══ RECORDED DATA
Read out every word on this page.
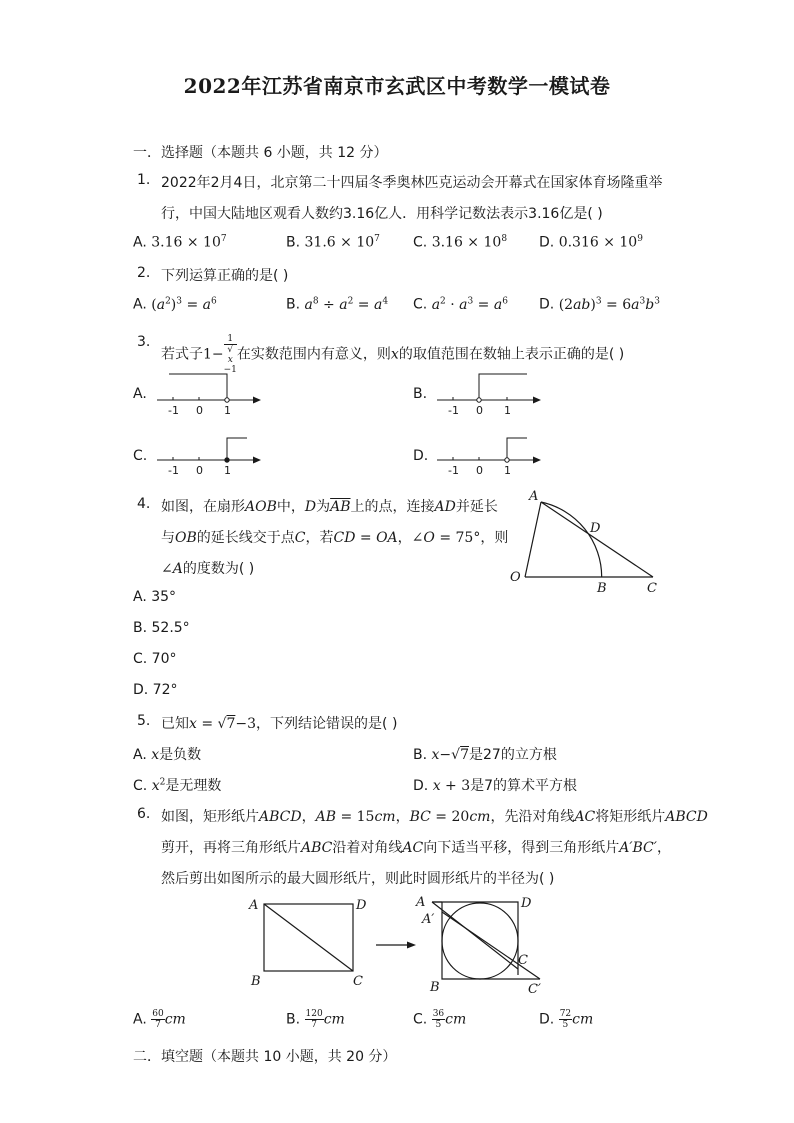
2022年江苏省南京市玄武区中考数学一模试卷
一．选择题（本题共 6 小题，共 12 分）
1. 2022年2月4日，北京第二十四届冬季奥林匹克运动会开幕式在国家体育场隆重举
行，中国大陆地区观看人数约3.16亿人．用科学记数法表示3.16亿是( )
A. $3.16 \times 10^7$	B. $31.6 \times 10^7$ C. $3.16 \times 10^8$ D. $0.316 \times 10^9$
2. 下列运算正确的是( )
A. $(a^2)^3 = a^6$	B. $a^8 \div a^2 = a^4$ C. $a^2 \cdot a^3 = a^6$ D. $(2ab)^3 = 6a^3b^3$
3.
若式子1− 1
√
x
−1 在实数范围内有意义，则x的取值范围在数轴上表示正确的是( )
A.
-1 0 1
B.
-1 0 1
C.
-1 0 1
D.
-1 0 1
4. 如图，在扇形AOB中，D为$\overline{AB}$上的点，连接AD并延长
与OB的延长线交于点C，若CD = OA，∠O = 75°，则
∠A的度数为( )
A
D
O
B	C
A. 35°
B. 52.5°
C. 70°
D. 72°
5. 已知x = √7−3，下列结论错误的是( )
A. x是负数	B. x−√7是27的立方根
C. $x^2$是无理数	D. x + 3是7的算术平方根
6. 如图，矩形纸片ABCD，AB = 15cm，BC = 20cm，先沿对角线AC将矩形纸片ABCD
剪开，再将三角形纸片ABC沿着对角线AC向下适当平移，得到三角形纸片A′BC′，
然后剪出如图所示的最大圆形纸片，则此时圆形纸片的半径为( )
A	D
B	C
A
A′
D
B
C
C′
A. $\frac{60}{7}$ cm	B. $\frac{120}{7}$ cm	C. $\frac{36}{5}$ cm	D. $\frac{72}{5}$ cm
二．填空题（本题共 10 小题，共 20 分）
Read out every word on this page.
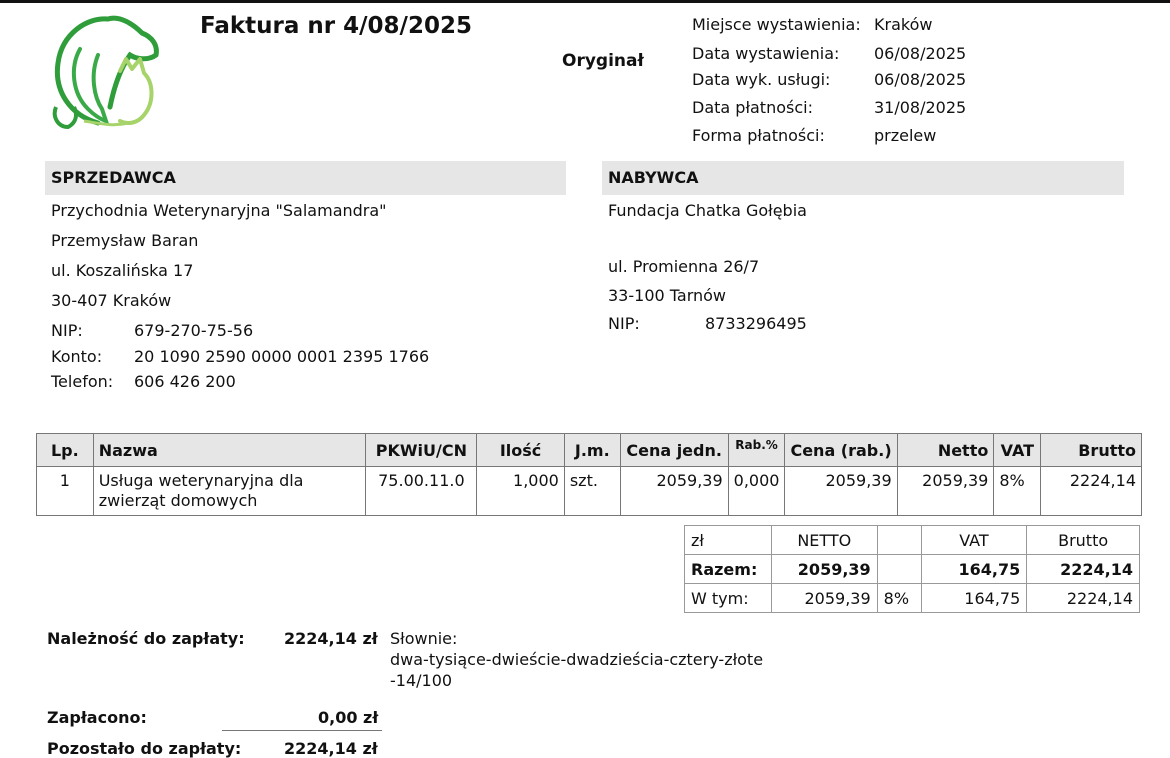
Faktura nr 4/08/2025
Oryginał
Miejsce wystawienia: Kraków
Data wystawienia: 06/08/2025
Data wyk. usługi:	06/08/2025
Data płatności:	31/08/2025
Forma płatności:	przelew
SPRZEDAWCA	NABYWCA
Przychodnia Weterynaryjna "Salamandra"
Przemysław Baran
ul. Koszalińska 17
30-407 Kraków
NIP:	679-270-75-56
Konto: 20 1090 2590 0000 0001 2395 1766
Telefon: 606 426 200
Fundacja Chatka Gołębia
ul. Promienna 26/7
33-100 Tarnów
NIP:	8733296495
Lp.	Nazwa	PKWiU/CN	Ilość	J.m.	Cena jedn.	Rab.%	Cena (rab.)	Netto	VAT	Brutto
1	Usługa weterynaryjna dla zwierząt domowych	75.00.11.0	1,000	szt.	2059,39	0,000	2059,39	2059,39	8%	2224,14
zł	NETTO		VAT	Brutto
Razem:	2059,39		164,75	2224,14
W tym:	2059,39	8%	164,75	2224,14
Należność do zapłaty: 2224,14 zł Słownie:
dwa-tysiące-dwieście-dwadzieścia-cztery-złote
-14/100
Zapłacono:	0,00 zł
Pozostało do zapłaty:	2224,14 zł
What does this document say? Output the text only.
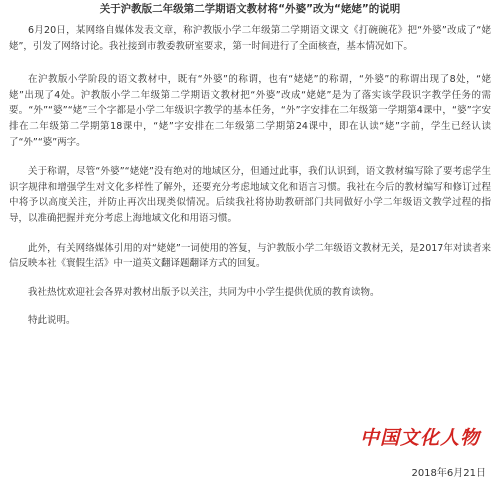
关于沪教版二年级第二学期语文教材将“外婆”改为“姥姥”的说明

6月20日，某网络自媒体发表文章，称沪教版小学二年级第二学期语文课文《打碗碗花》把“外婆”改成了“姥姥”，引发了网络讨论。我社接到市教委教研室要求，第一时间进行了全面核查，基本情况如下。

在沪教版小学阶段的语文教材中，既有“外婆”的称谓，也有“姥姥”的称谓，“外婆”的称谓出现了8处，“姥姥”出现了4处。沪教版小学二年级第二学期语文教材把“外婆”改成“姥姥”是为了落实该学段识字教学任务的需要。“外”“婆”“姥”三个字都是小学二年级识字教学的基本任务，“外”字安排在二年级第一学期第4课中，“婆”字安排在二年级第二学期第18课中，“姥”字安排在二年级第二学期第24课中，即在认读“姥”字前，学生已经认读了“外”“婆”两字。

关于称谓，尽管“外婆”“姥姥”没有绝对的地域区分，但通过此事，我们认识到，语文教材编写除了要考虑学生识字规律和增强学生对文化多样性了解外，还要充分考虑地域文化和语言习惯。我社在今后的教材编写和修订过程中将予以高度关注，并防止再次出现类似情况。后续我社将协助教研部门共同做好小学二年级语文教学过程的指导，以准确把握并充分考虑上海地域文化和用语习惯。

此外，有关网络媒体引用的对“姥姥”一词使用的答复，与沪教版小学二年级语文教材无关，是2017年对读者来信反映本社《寰假生活》中一道英文翻译题翻译方式的回复。

我社热忱欢迎社会各界对教材出版予以关注，共同为中小学生提供优质的教育读物。

特此说明。

中国文化人物
2018年6月21日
════
== STATED GOAL ==
Select and copy every line of the material that holds the string "zapłaty".

== RESULT OF THE EXERCISE ==
Należność do zapłaty: 2224,14 zł Słownie:
Pozostało do zapłaty:	2224,14 zł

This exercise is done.